(Dataset records)
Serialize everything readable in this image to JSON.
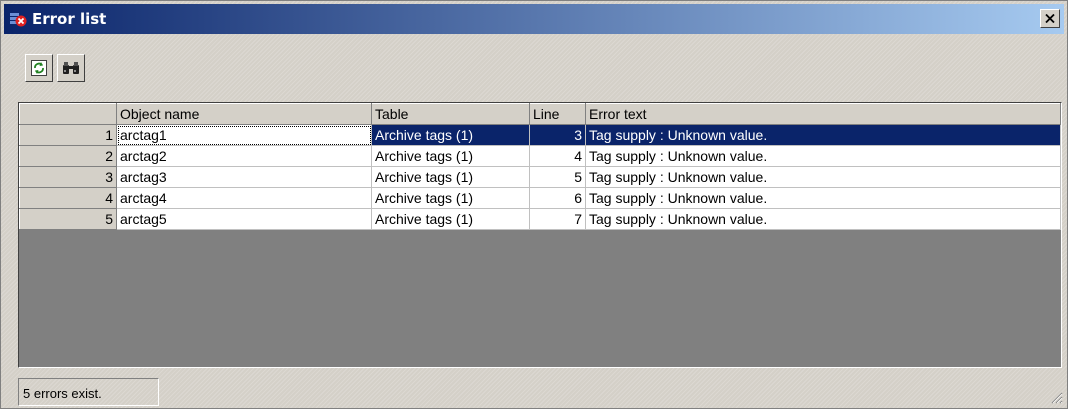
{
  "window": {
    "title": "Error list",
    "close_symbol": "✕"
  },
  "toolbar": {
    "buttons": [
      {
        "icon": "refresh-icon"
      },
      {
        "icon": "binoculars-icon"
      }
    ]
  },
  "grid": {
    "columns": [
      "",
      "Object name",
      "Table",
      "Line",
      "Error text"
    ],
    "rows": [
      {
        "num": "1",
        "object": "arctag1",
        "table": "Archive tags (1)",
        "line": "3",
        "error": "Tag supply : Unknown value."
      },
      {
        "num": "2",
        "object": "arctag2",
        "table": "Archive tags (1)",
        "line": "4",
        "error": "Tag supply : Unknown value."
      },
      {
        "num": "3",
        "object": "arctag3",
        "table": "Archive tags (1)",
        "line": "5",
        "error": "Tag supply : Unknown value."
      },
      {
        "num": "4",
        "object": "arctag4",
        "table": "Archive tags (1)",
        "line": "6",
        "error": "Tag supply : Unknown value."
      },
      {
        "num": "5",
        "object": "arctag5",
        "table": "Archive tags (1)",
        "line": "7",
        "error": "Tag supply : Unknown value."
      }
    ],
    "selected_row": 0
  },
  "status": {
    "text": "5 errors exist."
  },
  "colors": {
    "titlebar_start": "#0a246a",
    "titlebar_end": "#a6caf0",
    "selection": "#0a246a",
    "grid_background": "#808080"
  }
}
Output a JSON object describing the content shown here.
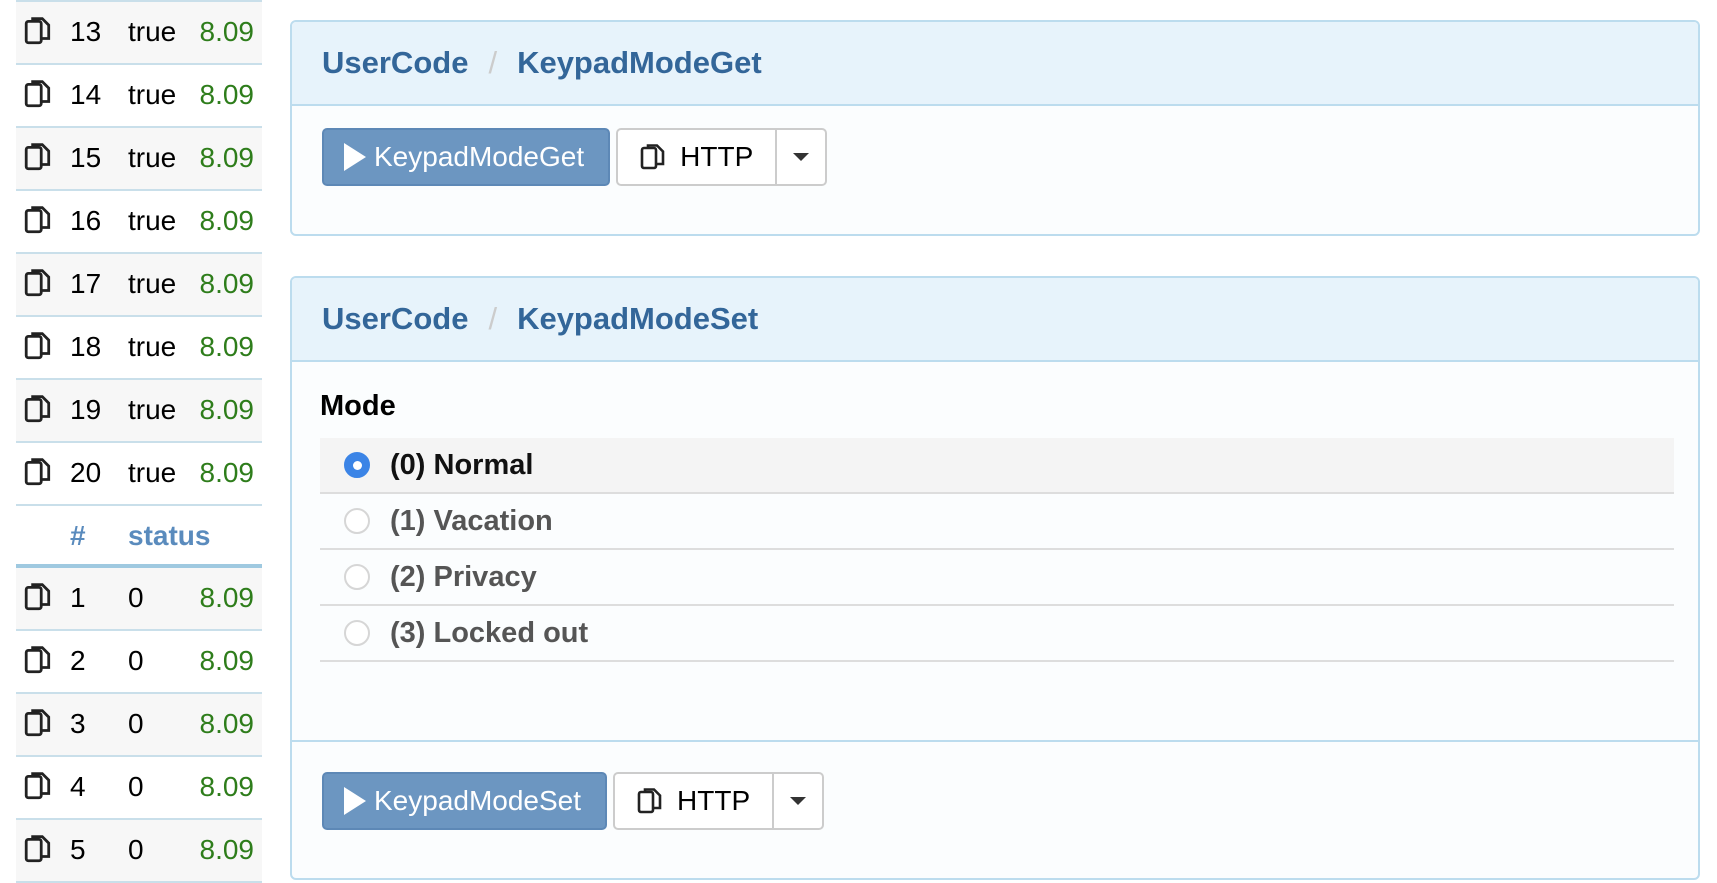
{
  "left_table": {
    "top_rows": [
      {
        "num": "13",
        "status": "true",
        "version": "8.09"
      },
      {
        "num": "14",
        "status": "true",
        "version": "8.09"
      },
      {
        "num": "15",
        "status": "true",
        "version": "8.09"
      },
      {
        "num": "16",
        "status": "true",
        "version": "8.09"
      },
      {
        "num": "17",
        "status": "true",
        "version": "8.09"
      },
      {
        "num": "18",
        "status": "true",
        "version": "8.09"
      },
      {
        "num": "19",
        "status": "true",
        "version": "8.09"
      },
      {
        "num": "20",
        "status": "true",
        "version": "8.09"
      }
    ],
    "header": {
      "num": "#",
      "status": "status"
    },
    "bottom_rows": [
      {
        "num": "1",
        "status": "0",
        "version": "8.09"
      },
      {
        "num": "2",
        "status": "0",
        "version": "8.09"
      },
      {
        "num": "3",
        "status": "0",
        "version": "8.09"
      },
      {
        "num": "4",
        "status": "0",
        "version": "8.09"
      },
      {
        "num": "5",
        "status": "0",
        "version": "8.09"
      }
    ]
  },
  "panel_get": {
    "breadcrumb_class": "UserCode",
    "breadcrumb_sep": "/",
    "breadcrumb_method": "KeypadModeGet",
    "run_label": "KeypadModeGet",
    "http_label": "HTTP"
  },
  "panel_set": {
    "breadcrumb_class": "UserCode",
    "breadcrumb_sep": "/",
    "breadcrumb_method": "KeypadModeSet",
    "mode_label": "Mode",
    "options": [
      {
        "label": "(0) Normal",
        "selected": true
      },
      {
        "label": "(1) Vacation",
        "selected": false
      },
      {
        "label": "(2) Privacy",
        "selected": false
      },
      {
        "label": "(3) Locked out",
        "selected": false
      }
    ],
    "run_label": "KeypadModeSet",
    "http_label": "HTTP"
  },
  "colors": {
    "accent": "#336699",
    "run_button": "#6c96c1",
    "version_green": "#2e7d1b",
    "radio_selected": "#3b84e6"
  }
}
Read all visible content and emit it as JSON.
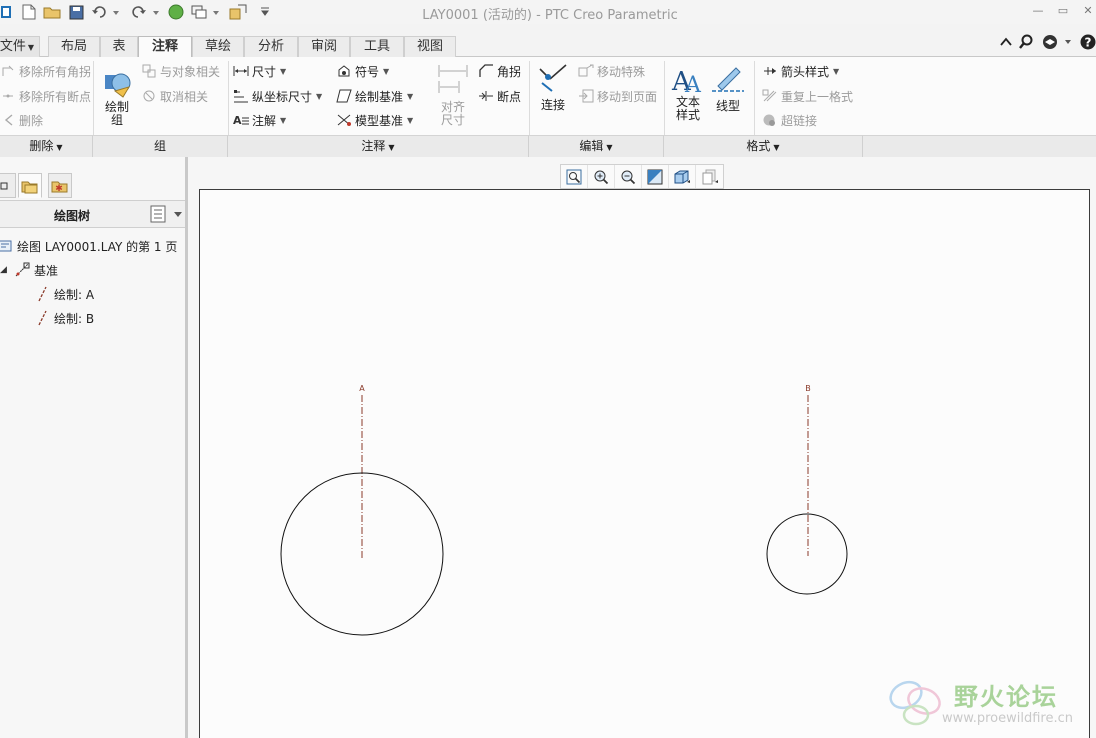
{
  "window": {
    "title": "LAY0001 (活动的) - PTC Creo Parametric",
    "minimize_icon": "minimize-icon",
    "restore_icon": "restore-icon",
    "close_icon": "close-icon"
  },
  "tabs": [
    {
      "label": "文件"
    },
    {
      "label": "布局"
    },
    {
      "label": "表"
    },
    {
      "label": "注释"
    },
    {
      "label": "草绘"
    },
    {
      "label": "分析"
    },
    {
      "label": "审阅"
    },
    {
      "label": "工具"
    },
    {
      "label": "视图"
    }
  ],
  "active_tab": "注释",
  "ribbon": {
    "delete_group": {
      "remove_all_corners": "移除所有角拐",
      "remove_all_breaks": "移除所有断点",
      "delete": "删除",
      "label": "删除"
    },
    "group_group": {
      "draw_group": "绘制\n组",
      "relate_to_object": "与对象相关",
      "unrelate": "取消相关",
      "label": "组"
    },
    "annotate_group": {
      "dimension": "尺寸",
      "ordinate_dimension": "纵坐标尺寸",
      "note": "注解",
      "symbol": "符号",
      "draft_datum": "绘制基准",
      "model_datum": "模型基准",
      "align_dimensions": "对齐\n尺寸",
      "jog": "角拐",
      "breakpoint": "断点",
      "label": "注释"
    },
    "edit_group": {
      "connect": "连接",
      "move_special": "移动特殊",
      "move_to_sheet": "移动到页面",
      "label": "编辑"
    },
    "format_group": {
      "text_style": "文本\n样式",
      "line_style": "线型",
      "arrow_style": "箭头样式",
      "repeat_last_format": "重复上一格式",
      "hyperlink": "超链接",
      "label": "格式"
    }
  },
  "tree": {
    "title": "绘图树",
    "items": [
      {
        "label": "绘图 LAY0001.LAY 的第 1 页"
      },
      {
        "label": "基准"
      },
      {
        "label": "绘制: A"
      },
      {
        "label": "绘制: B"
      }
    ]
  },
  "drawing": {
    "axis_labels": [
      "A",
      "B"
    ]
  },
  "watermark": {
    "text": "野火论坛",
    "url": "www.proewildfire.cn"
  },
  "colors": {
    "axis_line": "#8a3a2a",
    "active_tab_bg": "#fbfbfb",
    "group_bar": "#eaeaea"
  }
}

EXERCISE PROMPT> Reproduce the data above in full, exactly as it is, with the pictures left out.

THE RESULT>
Serialize everything readable in this image to JSON.
{
  "window": {
    "title": "Error list",
    "close_symbol": "✕"
  },
  "toolbar": {
    "buttons": [
      {
        "icon": "refresh-icon"
      },
      {
        "icon": "binoculars-icon"
      }
    ]
  },
  "grid": {
    "columns": [
      "",
      "Object name",
      "Table",
      "Line",
      "Error text"
    ],
    "rows": [
      {
        "num": "1",
        "object": "arctag1",
        "table": "Archive tags (1)",
        "line": "3",
        "error": "Tag supply : Unknown value."
      },
      {
        "num": "2",
        "object": "arctag2",
        "table": "Archive tags (1)",
        "line": "4",
        "error": "Tag supply : Unknown value."
      },
      {
        "num": "3",
        "object": "arctag3",
        "table": "Archive tags (1)",
        "line": "5",
        "error": "Tag supply : Unknown value."
      },
      {
        "num": "4",
        "object": "arctag4",
        "table": "Archive tags (1)",
        "line": "6",
        "error": "Tag supply : Unknown value."
      },
      {
        "num": "5",
        "object": "arctag5",
        "table": "Archive tags (1)",
        "line": "7",
        "error": "Tag supply : Unknown value."
      }
    ],
    "selected_row": 0
  },
  "status": {
    "text": "5 errors exist."
  },
  "colors": {
    "titlebar_start": "#0a246a",
    "titlebar_end": "#a6caf0",
    "selection": "#0a246a",
    "grid_background": "#808080"
  }
}
Output a JSON object describing the content shown here.
{
  "left_table": {
    "top_rows": [
      {
        "num": "13",
        "status": "true",
        "version": "8.09"
      },
      {
        "num": "14",
        "status": "true",
        "version": "8.09"
      },
      {
        "num": "15",
        "status": "true",
        "version": "8.09"
      },
      {
        "num": "16",
        "status": "true",
        "version": "8.09"
      },
      {
        "num": "17",
        "status": "true",
        "version": "8.09"
      },
      {
        "num": "18",
        "status": "true",
        "version": "8.09"
      },
      {
        "num": "19",
        "status": "true",
        "version": "8.09"
      },
      {
        "num": "20",
        "status": "true",
        "version": "8.09"
      }
    ],
    "header": {
      "num": "#",
      "status": "status"
    },
    "bottom_rows": [
      {
        "num": "1",
        "status": "0",
        "version": "8.09"
      },
      {
        "num": "2",
        "status": "0",
        "version": "8.09"
      },
      {
        "num": "3",
        "status": "0",
        "version": "8.09"
      },
      {
        "num": "4",
        "status": "0",
        "version": "8.09"
      },
      {
        "num": "5",
        "status": "0",
        "version": "8.09"
      }
    ]
  },
  "panel_get": {
    "breadcrumb_class": "UserCode",
    "breadcrumb_sep": "/",
    "breadcrumb_method": "KeypadModeGet",
    "run_label": "KeypadModeGet",
    "http_label": "HTTP"
  },
  "panel_set": {
    "breadcrumb_class": "UserCode",
    "breadcrumb_sep": "/",
    "breadcrumb_method": "KeypadModeSet",
    "mode_label": "Mode",
    "options": [
      {
        "label": "(0) Normal",
        "selected": true
      },
      {
        "label": "(1) Vacation",
        "selected": false
      },
      {
        "label": "(2) Privacy",
        "selected": false
      },
      {
        "label": "(3) Locked out",
        "selected": false
      }
    ],
    "run_label": "KeypadModeSet",
    "http_label": "HTTP"
  },
  "colors": {
    "accent": "#336699",
    "run_button": "#6c96c1",
    "version_green": "#2e7d1b",
    "radio_selected": "#3b84e6"
  }
}
Read all visible content and emit it as JSON.
{
  "window": {
    "title": "LAY0001 (活动的) - PTC Creo Parametric",
    "minimize_icon": "minimize-icon",
    "restore_icon": "restore-icon",
    "close_icon": "close-icon"
  },
  "tabs": [
    {
      "label": "文件"
    },
    {
      "label": "布局"
    },
    {
      "label": "表"
    },
    {
      "label": "注释"
    },
    {
      "label": "草绘"
    },
    {
      "label": "分析"
    },
    {
      "label": "审阅"
    },
    {
      "label": "工具"
    },
    {
      "label": "视图"
    }
  ],
  "active_tab": "注释",
  "ribbon": {
    "delete_group": {
      "remove_all_corners": "移除所有角拐",
      "remove_all_breaks": "移除所有断点",
      "delete": "删除",
      "label": "删除"
    },
    "group_group": {
      "draw_group": "绘制\n组",
      "relate_to_object": "与对象相关",
      "unrelate": "取消相关",
      "label": "组"
    },
    "annotate_group": {
      "dimension": "尺寸",
      "ordinate_dimension": "纵坐标尺寸",
      "note": "注解",
      "symbol": "符号",
      "draft_datum": "绘制基准",
      "model_datum": "模型基准",
      "align_dimensions": "对齐\n尺寸",
      "jog": "角拐",
      "breakpoint": "断点",
      "label": "注释"
    },
    "edit_group": {
      "connect": "连接",
      "move_special": "移动特殊",
      "move_to_sheet": "移动到页面",
      "label": "编辑"
    },
    "format_group": {
      "text_style": "文本\n样式",
      "line_style": "线型",
      "arrow_style": "箭头样式",
      "repeat_last_format": "重复上一格式",
      "hyperlink": "超链接",
      "label": "格式"
    }
  },
  "tree": {
    "title": "绘图树",
    "items": [
      {
        "label": "绘图 LAY0001.LAY 的第 1 页"
      },
      {
        "label": "基准"
      },
      {
        "label": "绘制: A"
      },
      {
        "label": "绘制: B"
      }
    ]
  },
  "drawing": {
    "axis_labels": [
      "A",
      "B"
    ]
  },
  "watermark": {
    "text": "野火论坛",
    "url": "www.proewildfire.cn"
  },
  "colors": {
    "axis_line": "#8a3a2a",
    "active_tab_bg": "#fbfbfb",
    "group_bar": "#eaeaea"
  }
}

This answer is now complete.